Write out the material again exactly, please, and omit the pictures.
-- BEGIN RECORDS --
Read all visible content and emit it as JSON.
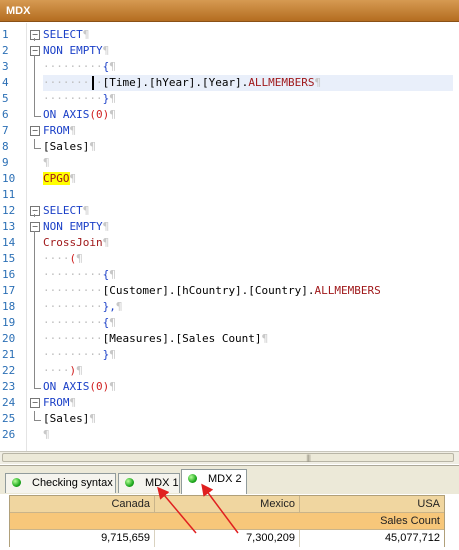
{
  "window": {
    "title": "MDX"
  },
  "editor": {
    "line_numbers": [
      "1",
      "2",
      "3",
      "4",
      "5",
      "6",
      "7",
      "8",
      "9",
      "10",
      "11",
      "12",
      "13",
      "14",
      "15",
      "16",
      "17",
      "18",
      "19",
      "20",
      "21",
      "22",
      "23",
      "24",
      "25",
      "26"
    ],
    "pilcrow": "¶",
    "lines": [
      {
        "code": "SELECT"
      },
      {
        "code": "NON EMPTY"
      },
      {
        "code": "{"
      },
      {
        "code": "[Time].[hYear].[Year].",
        "fn": "ALLMEMBERS"
      },
      {
        "code": "}"
      },
      {
        "code": "ON AXIS",
        "paren": "(0)"
      },
      {
        "code": "FROM"
      },
      {
        "code": "[Sales]"
      },
      {
        "code": ""
      },
      {
        "code": "GO"
      },
      {
        "code": ""
      },
      {
        "code": "SELECT"
      },
      {
        "code": "NON EMPTY"
      },
      {
        "code": "CrossJoin"
      },
      {
        "code": "("
      },
      {
        "code": "{"
      },
      {
        "code": "[Customer].[hCountry].[Country].",
        "fn": "ALLMEMBERS"
      },
      {
        "code": "},"
      },
      {
        "code": "{"
      },
      {
        "code": "[Measures].[Sales Count]"
      },
      {
        "code": "}"
      },
      {
        "code": ")"
      },
      {
        "code": "ON AXIS",
        "paren": "(0)"
      },
      {
        "code": "FROM"
      },
      {
        "code": "[Sales]"
      },
      {
        "code": ""
      }
    ],
    "go_prefix": "CP"
  },
  "tabs": [
    {
      "label": "Checking syntax",
      "status": "green"
    },
    {
      "label": "MDX 1",
      "status": "green"
    },
    {
      "label": "MDX 2",
      "status": "green",
      "active": true
    }
  ],
  "result_grid": {
    "columns": [
      "Canada",
      "Mexico",
      "USA"
    ],
    "measure_header": "Sales Count",
    "values": [
      "9,715,659",
      "7,300,209",
      "45,077,712"
    ]
  }
}
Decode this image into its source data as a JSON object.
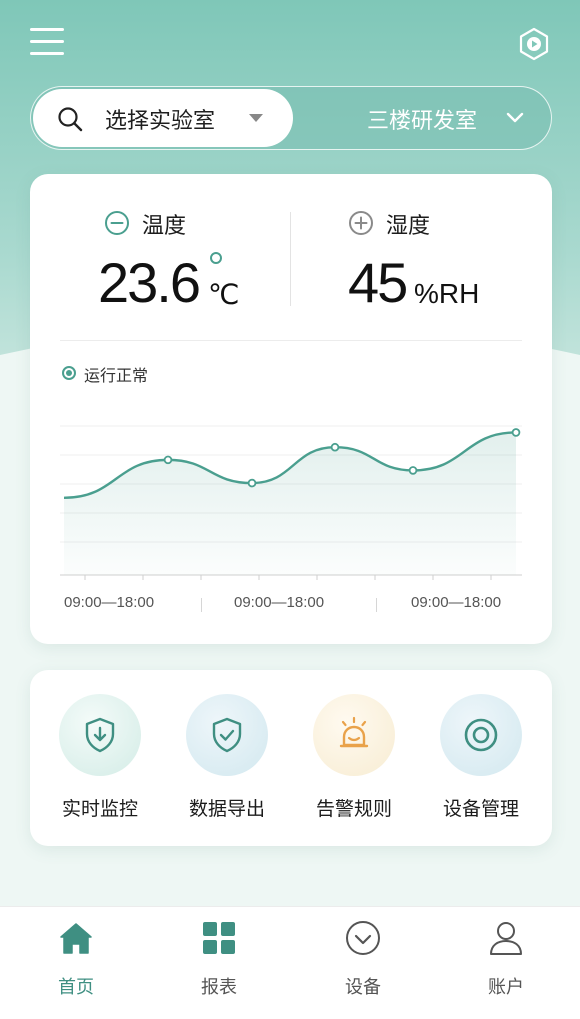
{
  "header": {
    "menu_icon": "hamburger-menu-icon",
    "action_icon": "hexagon-play-icon"
  },
  "selector": {
    "search_label": "选择实验室",
    "current_lab": "三楼研发室"
  },
  "metrics": {
    "temperature": {
      "label": "温度",
      "value": "23.6",
      "unit": "℃"
    },
    "humidity": {
      "label": "湿度",
      "value": "45",
      "unit": "%RH"
    },
    "status": "运行正常"
  },
  "chart_data": {
    "type": "line",
    "x": [
      0,
      1,
      2,
      3,
      4,
      5
    ],
    "values": [
      2.0,
      3.8,
      2.7,
      4.4,
      3.3,
      5.1
    ],
    "ylim": [
      0,
      6
    ],
    "grid": true,
    "tick_labels": [
      "09:00—18:00",
      "09:00—18:00",
      "09:00—18:00"
    ],
    "color": "#4a9f8f"
  },
  "features": [
    {
      "label": "实时监控",
      "icon": "shield-download-icon"
    },
    {
      "label": "数据导出",
      "icon": "shield-check-icon"
    },
    {
      "label": "告警规则",
      "icon": "alarm-bell-icon"
    },
    {
      "label": "设备管理",
      "icon": "target-ring-icon"
    }
  ],
  "tabs": [
    {
      "label": "首页",
      "icon": "home-icon"
    },
    {
      "label": "报表",
      "icon": "grid-icon"
    },
    {
      "label": "设备",
      "icon": "check-circle-icon"
    },
    {
      "label": "账户",
      "icon": "user-icon"
    }
  ],
  "colors": {
    "accent": "#4a9f8f",
    "header_bg": "#7fc7b8",
    "alarm": "#e9a24a"
  }
}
-- END RECORDS --
COMPLETED EXERCISE —
Read all visible content and emit it as JSON.
{
  "window": {
    "title": "MDX"
  },
  "editor": {
    "line_numbers": [
      "1",
      "2",
      "3",
      "4",
      "5",
      "6",
      "7",
      "8",
      "9",
      "10",
      "11",
      "12",
      "13",
      "14",
      "15",
      "16",
      "17",
      "18",
      "19",
      "20",
      "21",
      "22",
      "23",
      "24",
      "25",
      "26"
    ],
    "pilcrow": "¶",
    "lines": [
      {
        "code": "SELECT"
      },
      {
        "code": "NON EMPTY"
      },
      {
        "code": "{"
      },
      {
        "code": "[Time].[hYear].[Year].",
        "fn": "ALLMEMBERS"
      },
      {
        "code": "}"
      },
      {
        "code": "ON AXIS",
        "paren": "(0)"
      },
      {
        "code": "FROM"
      },
      {
        "code": "[Sales]"
      },
      {
        "code": ""
      },
      {
        "code": "GO"
      },
      {
        "code": ""
      },
      {
        "code": "SELECT"
      },
      {
        "code": "NON EMPTY"
      },
      {
        "code": "CrossJoin"
      },
      {
        "code": "("
      },
      {
        "code": "{"
      },
      {
        "code": "[Customer].[hCountry].[Country].",
        "fn": "ALLMEMBERS"
      },
      {
        "code": "},"
      },
      {
        "code": "{"
      },
      {
        "code": "[Measures].[Sales Count]"
      },
      {
        "code": "}"
      },
      {
        "code": ")"
      },
      {
        "code": "ON AXIS",
        "paren": "(0)"
      },
      {
        "code": "FROM"
      },
      {
        "code": "[Sales]"
      },
      {
        "code": ""
      }
    ],
    "go_prefix": "CP"
  },
  "tabs": [
    {
      "label": "Checking syntax",
      "status": "green"
    },
    {
      "label": "MDX 1",
      "status": "green"
    },
    {
      "label": "MDX 2",
      "status": "green",
      "active": true
    }
  ],
  "result_grid": {
    "columns": [
      "Canada",
      "Mexico",
      "USA"
    ],
    "measure_header": "Sales Count",
    "values": [
      "9,715,659",
      "7,300,209",
      "45,077,712"
    ]
  }
}
Decode this image into its source data as a JSON object.
{
  "header": {
    "menu_icon": "hamburger-menu-icon",
    "action_icon": "hexagon-play-icon"
  },
  "selector": {
    "search_label": "选择实验室",
    "current_lab": "三楼研发室"
  },
  "metrics": {
    "temperature": {
      "label": "温度",
      "value": "23.6",
      "unit": "℃"
    },
    "humidity": {
      "label": "湿度",
      "value": "45",
      "unit": "%RH"
    },
    "status": "运行正常"
  },
  "chart_data": {
    "type": "line",
    "x": [
      0,
      1,
      2,
      3,
      4,
      5
    ],
    "values": [
      2.0,
      3.8,
      2.7,
      4.4,
      3.3,
      5.1
    ],
    "ylim": [
      0,
      6
    ],
    "grid": true,
    "tick_labels": [
      "09:00—18:00",
      "09:00—18:00",
      "09:00—18:00"
    ],
    "color": "#4a9f8f"
  },
  "features": [
    {
      "label": "实时监控",
      "icon": "shield-download-icon"
    },
    {
      "label": "数据导出",
      "icon": "shield-check-icon"
    },
    {
      "label": "告警规则",
      "icon": "alarm-bell-icon"
    },
    {
      "label": "设备管理",
      "icon": "target-ring-icon"
    }
  ],
  "tabs": [
    {
      "label": "首页",
      "icon": "home-icon"
    },
    {
      "label": "报表",
      "icon": "grid-icon"
    },
    {
      "label": "设备",
      "icon": "check-circle-icon"
    },
    {
      "label": "账户",
      "icon": "user-icon"
    }
  ],
  "colors": {
    "accent": "#4a9f8f",
    "header_bg": "#7fc7b8",
    "alarm": "#e9a24a"
  }
}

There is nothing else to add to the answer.